> _Saved entries_:
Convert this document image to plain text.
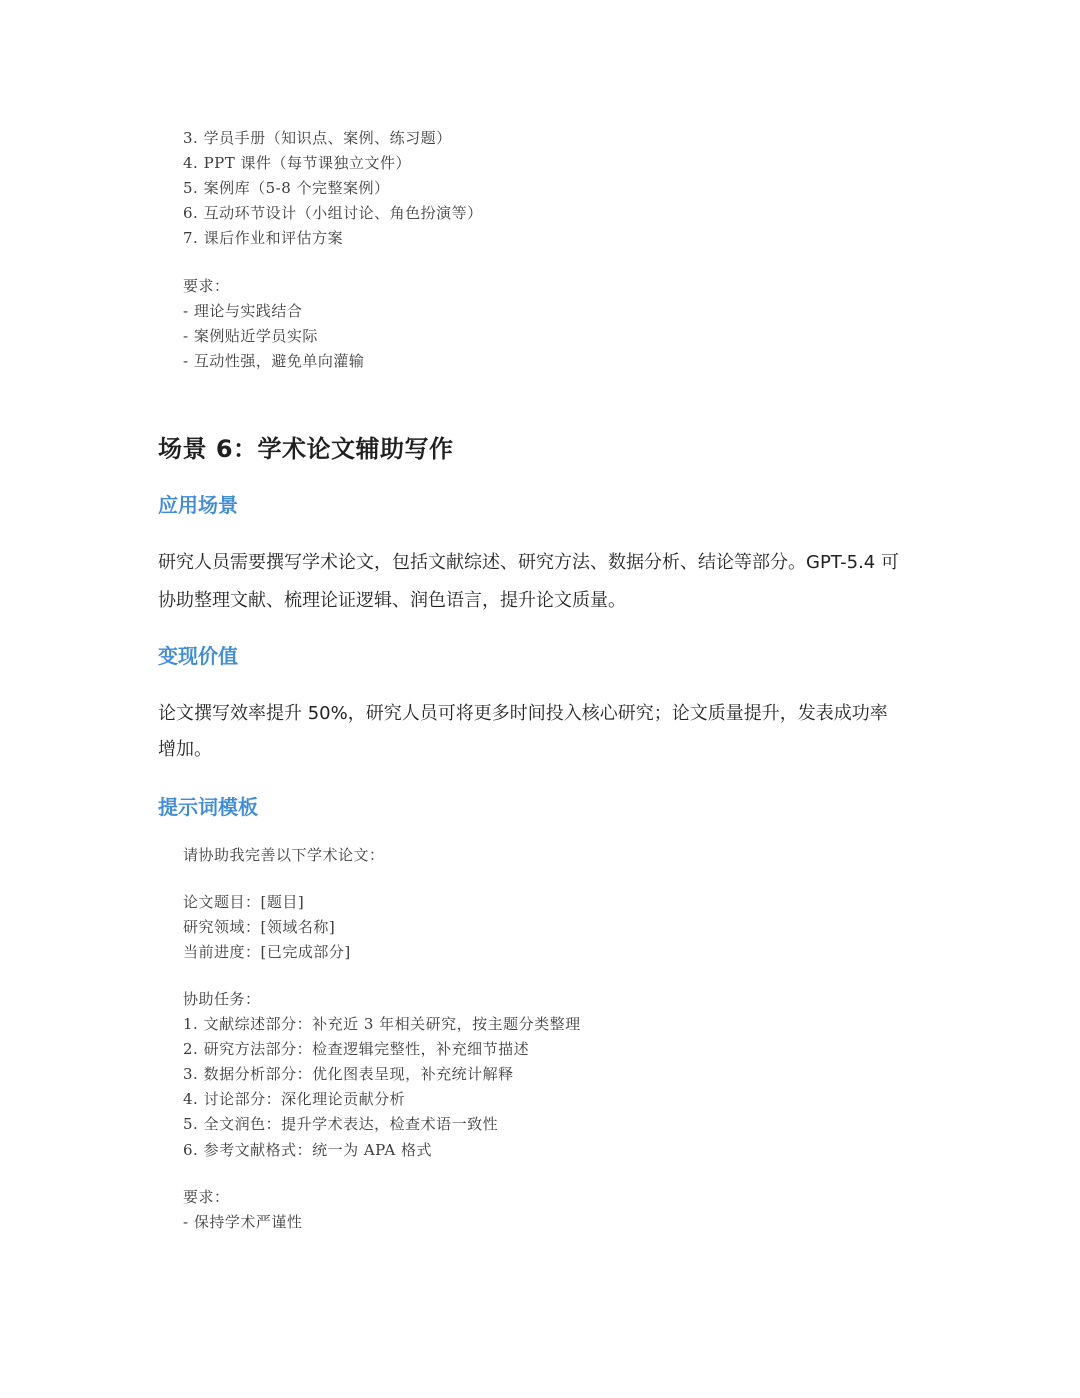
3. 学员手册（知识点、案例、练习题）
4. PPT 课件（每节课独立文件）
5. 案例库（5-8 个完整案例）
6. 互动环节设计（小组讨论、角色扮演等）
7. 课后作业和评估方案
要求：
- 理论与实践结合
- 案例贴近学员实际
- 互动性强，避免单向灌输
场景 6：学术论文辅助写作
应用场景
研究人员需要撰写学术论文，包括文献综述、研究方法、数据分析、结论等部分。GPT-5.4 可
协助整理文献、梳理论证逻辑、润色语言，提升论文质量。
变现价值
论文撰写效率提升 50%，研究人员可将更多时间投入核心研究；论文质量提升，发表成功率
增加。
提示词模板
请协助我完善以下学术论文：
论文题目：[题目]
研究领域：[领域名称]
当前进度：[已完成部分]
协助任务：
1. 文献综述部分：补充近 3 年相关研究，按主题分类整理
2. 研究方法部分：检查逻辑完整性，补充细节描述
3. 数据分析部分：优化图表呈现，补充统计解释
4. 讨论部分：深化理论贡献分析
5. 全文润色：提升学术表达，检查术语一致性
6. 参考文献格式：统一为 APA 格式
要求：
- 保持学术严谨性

> _Given exercise_: Transcribe the whole listing, character for character, but not its images.

> _Task result_:
Convert this document image to plain text.
3. 学员手册（知识点、案例、练习题）
4. PPT 课件（每节课独立文件）
5. 案例库（5-8 个完整案例）
6. 互动环节设计（小组讨论、角色扮演等）
7. 课后作业和评估方案
要求：
- 理论与实践结合
- 案例贴近学员实际
- 互动性强，避免单向灌输
场景 6：学术论文辅助写作
应用场景
研究人员需要撰写学术论文，包括文献综述、研究方法、数据分析、结论等部分。GPT-5.4 可
协助整理文献、梳理论证逻辑、润色语言，提升论文质量。
变现价值
论文撰写效率提升 50%，研究人员可将更多时间投入核心研究；论文质量提升，发表成功率
增加。
提示词模板
请协助我完善以下学术论文：
论文题目：[题目]
研究领域：[领域名称]
当前进度：[已完成部分]
协助任务：
1. 文献综述部分：补充近 3 年相关研究，按主题分类整理
2. 研究方法部分：检查逻辑完整性，补充细节描述
3. 数据分析部分：优化图表呈现，补充统计解释
4. 讨论部分：深化理论贡献分析
5. 全文润色：提升学术表达，检查术语一致性
6. 参考文献格式：统一为 APA 格式
要求：
- 保持学术严谨性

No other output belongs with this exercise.